◆ Material for the task ◆
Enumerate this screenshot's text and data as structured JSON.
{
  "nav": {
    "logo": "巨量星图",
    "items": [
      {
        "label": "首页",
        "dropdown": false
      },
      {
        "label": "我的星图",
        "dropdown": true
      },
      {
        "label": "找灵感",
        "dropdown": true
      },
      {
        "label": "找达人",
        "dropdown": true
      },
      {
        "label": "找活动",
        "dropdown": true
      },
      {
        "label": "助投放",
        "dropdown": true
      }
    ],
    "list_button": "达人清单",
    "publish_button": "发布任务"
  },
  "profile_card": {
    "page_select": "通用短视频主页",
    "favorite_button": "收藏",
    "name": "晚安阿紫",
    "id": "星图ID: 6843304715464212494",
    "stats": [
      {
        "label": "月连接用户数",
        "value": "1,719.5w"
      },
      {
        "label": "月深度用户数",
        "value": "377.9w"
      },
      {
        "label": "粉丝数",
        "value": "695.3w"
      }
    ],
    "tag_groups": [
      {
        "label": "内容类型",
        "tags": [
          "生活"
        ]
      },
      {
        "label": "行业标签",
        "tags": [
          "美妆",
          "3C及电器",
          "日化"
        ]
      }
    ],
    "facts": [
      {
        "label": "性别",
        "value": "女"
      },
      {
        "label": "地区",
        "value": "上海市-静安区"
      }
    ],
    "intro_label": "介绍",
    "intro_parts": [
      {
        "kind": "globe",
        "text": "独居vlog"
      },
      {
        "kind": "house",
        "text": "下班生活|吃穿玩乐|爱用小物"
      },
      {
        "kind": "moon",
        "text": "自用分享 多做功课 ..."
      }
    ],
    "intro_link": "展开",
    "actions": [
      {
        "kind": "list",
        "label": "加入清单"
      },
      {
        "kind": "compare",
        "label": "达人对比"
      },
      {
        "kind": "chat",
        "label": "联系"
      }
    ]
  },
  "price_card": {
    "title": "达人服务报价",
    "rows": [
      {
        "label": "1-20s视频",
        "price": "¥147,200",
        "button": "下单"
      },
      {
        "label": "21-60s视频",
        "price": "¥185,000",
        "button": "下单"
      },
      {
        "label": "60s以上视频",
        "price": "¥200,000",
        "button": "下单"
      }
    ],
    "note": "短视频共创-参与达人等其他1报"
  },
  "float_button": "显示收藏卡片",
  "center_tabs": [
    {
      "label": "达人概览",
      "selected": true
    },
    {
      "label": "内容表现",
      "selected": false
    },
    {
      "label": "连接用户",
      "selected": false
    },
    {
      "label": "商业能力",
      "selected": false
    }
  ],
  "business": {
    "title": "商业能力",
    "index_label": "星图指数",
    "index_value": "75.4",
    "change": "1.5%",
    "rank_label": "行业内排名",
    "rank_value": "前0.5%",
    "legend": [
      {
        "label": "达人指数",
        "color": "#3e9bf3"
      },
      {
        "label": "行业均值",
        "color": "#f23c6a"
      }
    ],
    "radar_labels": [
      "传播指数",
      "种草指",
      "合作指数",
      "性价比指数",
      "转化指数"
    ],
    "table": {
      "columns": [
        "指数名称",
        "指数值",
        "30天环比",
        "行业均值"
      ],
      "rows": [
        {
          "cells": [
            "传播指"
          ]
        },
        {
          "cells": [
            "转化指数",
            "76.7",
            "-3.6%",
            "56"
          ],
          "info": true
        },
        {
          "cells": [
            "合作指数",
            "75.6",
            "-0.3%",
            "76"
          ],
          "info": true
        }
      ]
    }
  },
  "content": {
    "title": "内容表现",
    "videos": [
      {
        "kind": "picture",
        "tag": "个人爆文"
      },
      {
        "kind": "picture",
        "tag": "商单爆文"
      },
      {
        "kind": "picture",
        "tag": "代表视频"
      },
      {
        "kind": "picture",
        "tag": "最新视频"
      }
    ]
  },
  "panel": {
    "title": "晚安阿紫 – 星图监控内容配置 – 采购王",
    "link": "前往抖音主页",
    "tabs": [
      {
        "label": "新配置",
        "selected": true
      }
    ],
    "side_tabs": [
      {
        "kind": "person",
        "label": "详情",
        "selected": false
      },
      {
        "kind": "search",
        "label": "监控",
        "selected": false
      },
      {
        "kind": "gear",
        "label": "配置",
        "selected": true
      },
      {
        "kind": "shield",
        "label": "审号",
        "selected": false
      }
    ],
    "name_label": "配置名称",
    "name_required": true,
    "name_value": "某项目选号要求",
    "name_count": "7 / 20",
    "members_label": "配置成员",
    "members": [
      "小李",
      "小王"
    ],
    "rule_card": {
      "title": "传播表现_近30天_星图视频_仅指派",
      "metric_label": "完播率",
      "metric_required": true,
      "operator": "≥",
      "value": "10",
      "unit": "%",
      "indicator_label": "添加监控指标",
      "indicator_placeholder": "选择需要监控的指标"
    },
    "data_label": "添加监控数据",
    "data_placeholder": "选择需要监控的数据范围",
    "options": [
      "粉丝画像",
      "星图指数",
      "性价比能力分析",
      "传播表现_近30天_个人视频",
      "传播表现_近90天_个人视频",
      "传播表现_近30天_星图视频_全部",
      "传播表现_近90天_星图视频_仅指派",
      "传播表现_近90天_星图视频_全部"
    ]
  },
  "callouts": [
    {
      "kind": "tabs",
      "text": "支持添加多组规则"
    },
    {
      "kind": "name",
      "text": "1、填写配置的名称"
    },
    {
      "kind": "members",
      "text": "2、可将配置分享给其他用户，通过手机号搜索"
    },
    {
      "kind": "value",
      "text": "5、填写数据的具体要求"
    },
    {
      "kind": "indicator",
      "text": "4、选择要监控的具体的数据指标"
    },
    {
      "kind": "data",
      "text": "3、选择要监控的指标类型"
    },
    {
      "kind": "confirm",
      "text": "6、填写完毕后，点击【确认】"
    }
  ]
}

◆ Written task ◆
All of the material above needs to be copied exactly.

◆ Solved problem ◆
Enumerate this screenshot's text and data as structured JSON.
{
  "nav": {
    "logo": "巨量星图",
    "items": [
      {
        "label": "首页",
        "dropdown": false
      },
      {
        "label": "我的星图",
        "dropdown": true
      },
      {
        "label": "找灵感",
        "dropdown": true
      },
      {
        "label": "找达人",
        "dropdown": true
      },
      {
        "label": "找活动",
        "dropdown": true
      },
      {
        "label": "助投放",
        "dropdown": true
      }
    ],
    "list_button": "达人清单",
    "publish_button": "发布任务"
  },
  "profile_card": {
    "page_select": "通用短视频主页",
    "favorite_button": "收藏",
    "name": "晚安阿紫",
    "id": "星图ID: 6843304715464212494",
    "stats": [
      {
        "label": "月连接用户数",
        "value": "1,719.5w"
      },
      {
        "label": "月深度用户数",
        "value": "377.9w"
      },
      {
        "label": "粉丝数",
        "value": "695.3w"
      }
    ],
    "tag_groups": [
      {
        "label": "内容类型",
        "tags": [
          "生活"
        ]
      },
      {
        "label": "行业标签",
        "tags": [
          "美妆",
          "3C及电器",
          "日化"
        ]
      }
    ],
    "facts": [
      {
        "label": "性别",
        "value": "女"
      },
      {
        "label": "地区",
        "value": "上海市-静安区"
      }
    ],
    "intro_label": "介绍",
    "intro_parts": [
      {
        "kind": "globe",
        "text": "独居vlog"
      },
      {
        "kind": "house",
        "text": "下班生活|吃穿玩乐|爱用小物"
      },
      {
        "kind": "moon",
        "text": "自用分享 多做功课 ..."
      }
    ],
    "intro_link": "展开",
    "actions": [
      {
        "kind": "list",
        "label": "加入清单"
      },
      {
        "kind": "compare",
        "label": "达人对比"
      },
      {
        "kind": "chat",
        "label": "联系"
      }
    ]
  },
  "price_card": {
    "title": "达人服务报价",
    "rows": [
      {
        "label": "1-20s视频",
        "price": "¥147,200",
        "button": "下单"
      },
      {
        "label": "21-60s视频",
        "price": "¥185,000",
        "button": "下单"
      },
      {
        "label": "60s以上视频",
        "price": "¥200,000",
        "button": "下单"
      }
    ],
    "note": "短视频共创-参与达人等其他1报"
  },
  "float_button": "显示收藏卡片",
  "center_tabs": [
    {
      "label": "达人概览",
      "selected": true
    },
    {
      "label": "内容表现",
      "selected": false
    },
    {
      "label": "连接用户",
      "selected": false
    },
    {
      "label": "商业能力",
      "selected": false
    }
  ],
  "business": {
    "title": "商业能力",
    "index_label": "星图指数",
    "index_value": "75.4",
    "change": "1.5%",
    "rank_label": "行业内排名",
    "rank_value": "前0.5%",
    "legend": [
      {
        "label": "达人指数",
        "color": "#3e9bf3"
      },
      {
        "label": "行业均值",
        "color": "#f23c6a"
      }
    ],
    "radar_labels": [
      "传播指数",
      "种草指",
      "合作指数",
      "性价比指数",
      "转化指数"
    ],
    "table": {
      "columns": [
        "指数名称",
        "指数值",
        "30天环比",
        "行业均值"
      ],
      "rows": [
        {
          "cells": [
            "传播指"
          ]
        },
        {
          "cells": [
            "转化指数",
            "76.7",
            "-3.6%",
            "56"
          ],
          "info": true
        },
        {
          "cells": [
            "合作指数",
            "75.6",
            "-0.3%",
            "76"
          ],
          "info": true
        }
      ]
    }
  },
  "content": {
    "title": "内容表现",
    "videos": [
      {
        "kind": "picture",
        "tag": "个人爆文"
      },
      {
        "kind": "picture",
        "tag": "商单爆文"
      },
      {
        "kind": "picture",
        "tag": "代表视频"
      },
      {
        "kind": "picture",
        "tag": "最新视频"
      }
    ]
  },
  "panel": {
    "title": "晚安阿紫 – 星图监控内容配置 – 采购王",
    "link": "前往抖音主页",
    "tabs": [
      {
        "label": "新配置",
        "selected": true
      }
    ],
    "side_tabs": [
      {
        "kind": "person",
        "label": "详情",
        "selected": false
      },
      {
        "kind": "search",
        "label": "监控",
        "selected": false
      },
      {
        "kind": "gear",
        "label": "配置",
        "selected": true
      },
      {
        "kind": "shield",
        "label": "审号",
        "selected": false
      }
    ],
    "name_label": "配置名称",
    "name_required": true,
    "name_value": "某项目选号要求",
    "name_count": "7 / 20",
    "members_label": "配置成员",
    "members": [
      "小李",
      "小王"
    ],
    "rule_card": {
      "title": "传播表现_近30天_星图视频_仅指派",
      "metric_label": "完播率",
      "metric_required": true,
      "operator": "≥",
      "value": "10",
      "unit": "%",
      "indicator_label": "添加监控指标",
      "indicator_placeholder": "选择需要监控的指标"
    },
    "data_label": "添加监控数据",
    "data_placeholder": "选择需要监控的数据范围",
    "options": [
      "粉丝画像",
      "星图指数",
      "性价比能力分析",
      "传播表现_近30天_个人视频",
      "传播表现_近90天_个人视频",
      "传播表现_近30天_星图视频_全部",
      "传播表现_近90天_星图视频_仅指派",
      "传播表现_近90天_星图视频_全部"
    ]
  },
  "callouts": [
    {
      "kind": "tabs",
      "text": "支持添加多组规则"
    },
    {
      "kind": "name",
      "text": "1、填写配置的名称"
    },
    {
      "kind": "members",
      "text": "2、可将配置分享给其他用户，通过手机号搜索"
    },
    {
      "kind": "value",
      "text": "5、填写数据的具体要求"
    },
    {
      "kind": "indicator",
      "text": "4、选择要监控的具体的数据指标"
    },
    {
      "kind": "data",
      "text": "3、选择要监控的指标类型"
    },
    {
      "kind": "confirm",
      "text": "6、填写完毕后，点击【确认】"
    }
  ]
}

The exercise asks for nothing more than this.